* **TASK OBJECTIVE**: The records below should be written out again, exactly.

* **EXERCISE INPUT**:
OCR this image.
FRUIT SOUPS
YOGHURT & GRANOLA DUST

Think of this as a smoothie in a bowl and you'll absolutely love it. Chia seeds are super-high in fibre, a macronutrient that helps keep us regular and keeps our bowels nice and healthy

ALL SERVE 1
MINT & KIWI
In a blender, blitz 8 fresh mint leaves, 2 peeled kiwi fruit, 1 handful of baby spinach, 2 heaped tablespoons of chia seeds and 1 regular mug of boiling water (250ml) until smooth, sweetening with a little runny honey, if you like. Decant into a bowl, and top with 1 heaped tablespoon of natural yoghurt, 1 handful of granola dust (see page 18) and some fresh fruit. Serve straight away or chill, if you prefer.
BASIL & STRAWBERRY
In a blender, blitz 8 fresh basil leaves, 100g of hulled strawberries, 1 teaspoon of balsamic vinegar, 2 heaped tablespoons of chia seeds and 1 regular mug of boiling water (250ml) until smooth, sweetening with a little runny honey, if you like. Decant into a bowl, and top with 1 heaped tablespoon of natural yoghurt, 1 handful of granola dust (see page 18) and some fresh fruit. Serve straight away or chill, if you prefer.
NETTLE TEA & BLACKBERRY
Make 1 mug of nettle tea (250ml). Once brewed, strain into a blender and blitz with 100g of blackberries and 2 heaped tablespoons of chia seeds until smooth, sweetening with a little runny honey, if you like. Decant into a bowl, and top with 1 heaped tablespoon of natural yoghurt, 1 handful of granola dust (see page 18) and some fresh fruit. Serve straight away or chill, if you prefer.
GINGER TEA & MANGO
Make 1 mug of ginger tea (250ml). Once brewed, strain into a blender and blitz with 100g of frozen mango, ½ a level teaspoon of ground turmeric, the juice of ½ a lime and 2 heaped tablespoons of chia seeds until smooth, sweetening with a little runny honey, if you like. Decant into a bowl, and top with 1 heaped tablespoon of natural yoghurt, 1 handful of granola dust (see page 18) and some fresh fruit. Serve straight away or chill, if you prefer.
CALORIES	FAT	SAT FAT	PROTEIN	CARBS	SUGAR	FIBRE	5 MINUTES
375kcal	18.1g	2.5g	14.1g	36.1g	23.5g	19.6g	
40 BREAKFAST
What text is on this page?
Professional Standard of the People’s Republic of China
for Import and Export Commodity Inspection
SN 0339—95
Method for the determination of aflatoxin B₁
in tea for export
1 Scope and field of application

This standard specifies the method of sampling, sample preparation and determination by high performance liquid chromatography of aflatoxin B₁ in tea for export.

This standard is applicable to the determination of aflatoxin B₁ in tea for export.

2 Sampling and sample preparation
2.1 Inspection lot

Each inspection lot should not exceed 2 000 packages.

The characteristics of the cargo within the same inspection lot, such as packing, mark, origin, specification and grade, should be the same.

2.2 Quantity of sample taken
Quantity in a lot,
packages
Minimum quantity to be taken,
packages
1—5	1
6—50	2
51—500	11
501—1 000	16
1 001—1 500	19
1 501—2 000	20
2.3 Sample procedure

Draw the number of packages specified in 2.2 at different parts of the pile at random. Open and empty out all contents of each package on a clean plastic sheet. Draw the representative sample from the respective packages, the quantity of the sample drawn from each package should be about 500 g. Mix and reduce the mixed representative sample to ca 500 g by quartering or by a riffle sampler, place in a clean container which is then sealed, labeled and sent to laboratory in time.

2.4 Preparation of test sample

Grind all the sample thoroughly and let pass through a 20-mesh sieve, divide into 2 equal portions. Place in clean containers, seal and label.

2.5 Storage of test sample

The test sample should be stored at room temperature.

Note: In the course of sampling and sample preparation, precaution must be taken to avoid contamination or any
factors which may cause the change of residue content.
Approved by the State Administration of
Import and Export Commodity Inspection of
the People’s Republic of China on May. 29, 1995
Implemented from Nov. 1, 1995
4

* **OUTPUT FOR THIS EXERCISE**:
OCR this image.
FRUIT SOUPS
YOGHURT & GRANOLA DUST

Think of this as a smoothie in a bowl and you'll absolutely love it. Chia seeds are super-high in fibre, a macronutrient that helps keep us regular and keeps our bowels nice and healthy

ALL SERVE 1
MINT & KIWI
In a blender, blitz 8 fresh mint leaves, 2 peeled kiwi fruit, 1 handful of baby spinach, 2 heaped tablespoons of chia seeds and 1 regular mug of boiling water (250ml) until smooth, sweetening with a little runny honey, if you like. Decant into a bowl, and top with 1 heaped tablespoon of natural yoghurt, 1 handful of granola dust (see page 18) and some fresh fruit. Serve straight away or chill, if you prefer.
BASIL & STRAWBERRY
In a blender, blitz 8 fresh basil leaves, 100g of hulled strawberries, 1 teaspoon of balsamic vinegar, 2 heaped tablespoons of chia seeds and 1 regular mug of boiling water (250ml) until smooth, sweetening with a little runny honey, if you like. Decant into a bowl, and top with 1 heaped tablespoon of natural yoghurt, 1 handful of granola dust (see page 18) and some fresh fruit. Serve straight away or chill, if you prefer.
NETTLE TEA & BLACKBERRY
Make 1 mug of nettle tea (250ml). Once brewed, strain into a blender and blitz with 100g of blackberries and 2 heaped tablespoons of chia seeds until smooth, sweetening with a little runny honey, if you like. Decant into a bowl, and top with 1 heaped tablespoon of natural yoghurt, 1 handful of granola dust (see page 18) and some fresh fruit. Serve straight away or chill, if you prefer.
GINGER TEA & MANGO
Make 1 mug of ginger tea (250ml). Once brewed, strain into a blender and blitz with 100g of frozen mango, ½ a level teaspoon of ground turmeric, the juice of ½ a lime and 2 heaped tablespoons of chia seeds until smooth, sweetening with a little runny honey, if you like. Decant into a bowl, and top with 1 heaped tablespoon of natural yoghurt, 1 handful of granola dust (see page 18) and some fresh fruit. Serve straight away or chill, if you prefer.
CALORIES	FAT	SAT FAT	PROTEIN	CARBS	SUGAR	FIBRE	5 MINUTES
375kcal	18.1g	2.5g	14.1g	36.1g	23.5g	19.6g	
40 BREAKFAST
What text is on this page?
Professional Standard of the People’s Republic of China
for Import and Export Commodity Inspection
SN 0339—95
Method for the determination of aflatoxin B₁
in tea for export
1 Scope and field of application

This standard specifies the method of sampling, sample preparation and determination by high performance liquid chromatography of aflatoxin B₁ in tea for export.

This standard is applicable to the determination of aflatoxin B₁ in tea for export.

2 Sampling and sample preparation
2.1 Inspection lot

Each inspection lot should not exceed 2 000 packages.

The characteristics of the cargo within the same inspection lot, such as packing, mark, origin, specification and grade, should be the same.

2.2 Quantity of sample taken
Quantity in a lot,
packages
Minimum quantity to be taken,
packages
1—5	1
6—50	2
51—500	11
501—1 000	16
1 001—1 500	19
1 501—2 000	20
2.3 Sample procedure

Draw the number of packages specified in 2.2 at different parts of the pile at random. Open and empty out all contents of each package on a clean plastic sheet. Draw the representative sample from the respective packages, the quantity of the sample drawn from each package should be about 500 g. Mix and reduce the mixed representative sample to ca 500 g by quartering or by a riffle sampler, place in a clean container which is then sealed, labeled and sent to laboratory in time.

2.4 Preparation of test sample

Grind all the sample thoroughly and let pass through a 20-mesh sieve, divide into 2 equal portions. Place in clean containers, seal and label.

2.5 Storage of test sample

The test sample should be stored at room temperature.

Note: In the course of sampling and sample preparation, precaution must be taken to avoid contamination or any
factors which may cause the change of residue content.
Approved by the State Administration of
Import and Export Commodity Inspection of
the People’s Republic of China on May. 29, 1995
Implemented from Nov. 1, 1995
4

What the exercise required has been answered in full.